(Recorded data)
==============================
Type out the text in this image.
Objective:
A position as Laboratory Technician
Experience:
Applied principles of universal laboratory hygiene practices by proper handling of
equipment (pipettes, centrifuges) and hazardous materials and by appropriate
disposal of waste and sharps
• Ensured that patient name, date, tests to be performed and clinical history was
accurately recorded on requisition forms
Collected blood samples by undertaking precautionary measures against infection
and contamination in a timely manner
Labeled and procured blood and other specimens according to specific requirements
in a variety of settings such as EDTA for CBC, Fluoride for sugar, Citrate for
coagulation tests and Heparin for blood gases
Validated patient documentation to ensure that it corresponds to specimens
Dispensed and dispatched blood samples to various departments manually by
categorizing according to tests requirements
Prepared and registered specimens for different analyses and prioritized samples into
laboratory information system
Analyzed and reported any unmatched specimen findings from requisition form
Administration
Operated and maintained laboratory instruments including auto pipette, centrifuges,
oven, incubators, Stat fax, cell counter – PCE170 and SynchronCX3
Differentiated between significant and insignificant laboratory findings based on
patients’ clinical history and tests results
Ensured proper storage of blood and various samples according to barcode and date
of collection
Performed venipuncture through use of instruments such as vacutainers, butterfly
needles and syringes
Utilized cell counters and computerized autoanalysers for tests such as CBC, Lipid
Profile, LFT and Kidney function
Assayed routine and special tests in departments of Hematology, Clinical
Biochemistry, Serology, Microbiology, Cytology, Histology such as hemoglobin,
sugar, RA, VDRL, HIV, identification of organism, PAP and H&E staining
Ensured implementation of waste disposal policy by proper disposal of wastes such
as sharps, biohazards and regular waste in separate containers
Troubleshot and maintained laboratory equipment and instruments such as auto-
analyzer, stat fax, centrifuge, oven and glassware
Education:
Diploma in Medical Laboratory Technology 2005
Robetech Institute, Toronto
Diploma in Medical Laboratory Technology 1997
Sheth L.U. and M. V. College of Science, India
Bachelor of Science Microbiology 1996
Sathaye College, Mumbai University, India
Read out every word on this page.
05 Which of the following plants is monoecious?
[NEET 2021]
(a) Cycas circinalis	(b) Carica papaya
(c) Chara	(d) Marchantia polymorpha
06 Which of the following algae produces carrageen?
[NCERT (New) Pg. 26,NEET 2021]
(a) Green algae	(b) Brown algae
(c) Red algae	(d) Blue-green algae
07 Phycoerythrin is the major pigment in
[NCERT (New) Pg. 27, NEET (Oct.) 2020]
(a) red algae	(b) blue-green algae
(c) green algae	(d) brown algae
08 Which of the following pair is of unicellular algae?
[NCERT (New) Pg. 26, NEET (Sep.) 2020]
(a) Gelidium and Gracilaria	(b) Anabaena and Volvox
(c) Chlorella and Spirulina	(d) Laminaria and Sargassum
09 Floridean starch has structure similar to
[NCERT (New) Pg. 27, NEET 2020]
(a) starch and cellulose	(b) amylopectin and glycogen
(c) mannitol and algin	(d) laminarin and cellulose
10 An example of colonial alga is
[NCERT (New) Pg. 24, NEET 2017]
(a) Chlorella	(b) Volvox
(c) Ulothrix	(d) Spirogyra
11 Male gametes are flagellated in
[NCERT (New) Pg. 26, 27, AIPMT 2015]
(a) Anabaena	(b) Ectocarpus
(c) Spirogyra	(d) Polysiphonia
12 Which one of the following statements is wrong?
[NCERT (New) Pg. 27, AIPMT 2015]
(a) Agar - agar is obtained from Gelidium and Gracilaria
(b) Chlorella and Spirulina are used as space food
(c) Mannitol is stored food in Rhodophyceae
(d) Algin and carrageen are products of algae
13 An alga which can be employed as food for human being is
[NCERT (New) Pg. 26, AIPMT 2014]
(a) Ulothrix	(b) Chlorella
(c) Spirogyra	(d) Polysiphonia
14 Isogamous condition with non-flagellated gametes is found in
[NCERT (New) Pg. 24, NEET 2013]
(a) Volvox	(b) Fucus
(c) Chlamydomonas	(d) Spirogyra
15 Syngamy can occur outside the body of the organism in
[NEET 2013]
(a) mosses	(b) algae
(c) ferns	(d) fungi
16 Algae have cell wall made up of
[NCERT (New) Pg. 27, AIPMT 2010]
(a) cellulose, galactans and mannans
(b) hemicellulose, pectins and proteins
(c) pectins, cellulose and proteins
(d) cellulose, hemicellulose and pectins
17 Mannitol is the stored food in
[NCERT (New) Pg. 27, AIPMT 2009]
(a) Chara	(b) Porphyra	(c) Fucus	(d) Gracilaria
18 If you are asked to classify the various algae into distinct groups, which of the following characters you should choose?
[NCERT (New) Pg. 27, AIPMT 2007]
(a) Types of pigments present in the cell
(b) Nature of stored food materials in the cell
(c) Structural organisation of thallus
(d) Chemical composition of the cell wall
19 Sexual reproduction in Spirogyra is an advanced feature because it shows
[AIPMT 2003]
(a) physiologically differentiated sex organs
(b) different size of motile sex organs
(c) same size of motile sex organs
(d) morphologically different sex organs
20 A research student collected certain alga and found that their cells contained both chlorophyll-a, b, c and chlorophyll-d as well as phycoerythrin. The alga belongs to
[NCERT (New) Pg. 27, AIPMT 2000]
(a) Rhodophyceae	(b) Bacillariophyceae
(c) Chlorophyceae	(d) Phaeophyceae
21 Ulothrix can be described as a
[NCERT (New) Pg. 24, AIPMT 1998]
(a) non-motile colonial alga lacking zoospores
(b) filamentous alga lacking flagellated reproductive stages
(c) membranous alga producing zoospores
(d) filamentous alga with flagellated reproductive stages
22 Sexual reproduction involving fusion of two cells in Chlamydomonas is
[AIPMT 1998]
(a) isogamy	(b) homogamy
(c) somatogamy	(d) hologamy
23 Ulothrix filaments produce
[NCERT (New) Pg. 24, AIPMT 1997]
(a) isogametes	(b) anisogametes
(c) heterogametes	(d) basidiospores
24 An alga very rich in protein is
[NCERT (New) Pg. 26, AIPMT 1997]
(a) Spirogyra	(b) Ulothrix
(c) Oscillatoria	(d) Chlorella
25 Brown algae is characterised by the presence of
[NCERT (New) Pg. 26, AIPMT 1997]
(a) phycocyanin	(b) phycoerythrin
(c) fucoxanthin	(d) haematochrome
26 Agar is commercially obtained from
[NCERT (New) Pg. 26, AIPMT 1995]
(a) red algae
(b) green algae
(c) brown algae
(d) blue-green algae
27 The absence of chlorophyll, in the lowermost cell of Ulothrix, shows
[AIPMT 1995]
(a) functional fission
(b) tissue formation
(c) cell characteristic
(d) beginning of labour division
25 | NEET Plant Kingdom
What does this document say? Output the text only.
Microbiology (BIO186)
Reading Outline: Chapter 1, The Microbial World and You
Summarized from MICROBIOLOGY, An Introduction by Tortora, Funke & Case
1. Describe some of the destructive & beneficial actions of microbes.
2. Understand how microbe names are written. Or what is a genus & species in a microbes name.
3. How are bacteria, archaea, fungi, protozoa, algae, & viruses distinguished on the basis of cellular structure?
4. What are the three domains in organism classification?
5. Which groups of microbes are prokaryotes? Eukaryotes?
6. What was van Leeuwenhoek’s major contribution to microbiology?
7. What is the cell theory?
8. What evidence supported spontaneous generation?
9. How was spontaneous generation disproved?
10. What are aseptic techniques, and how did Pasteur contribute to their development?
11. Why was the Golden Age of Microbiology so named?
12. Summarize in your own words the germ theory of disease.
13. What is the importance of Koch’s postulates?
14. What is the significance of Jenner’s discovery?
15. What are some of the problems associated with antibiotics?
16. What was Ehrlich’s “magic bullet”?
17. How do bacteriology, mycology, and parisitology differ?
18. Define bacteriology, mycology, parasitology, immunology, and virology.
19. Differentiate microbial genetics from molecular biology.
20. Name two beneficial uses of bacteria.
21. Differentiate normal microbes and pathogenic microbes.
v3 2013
==============================
ACTIVITY:
Return every line in the records that includes the string "organism".

OUTPUT OF THE TASK:
sugar, RA, VDRL, HIV, identification of organism, PAP and H&E staining
15 Syngamy can occur outside the body of the organism in
4. What are the three domains in organism classification?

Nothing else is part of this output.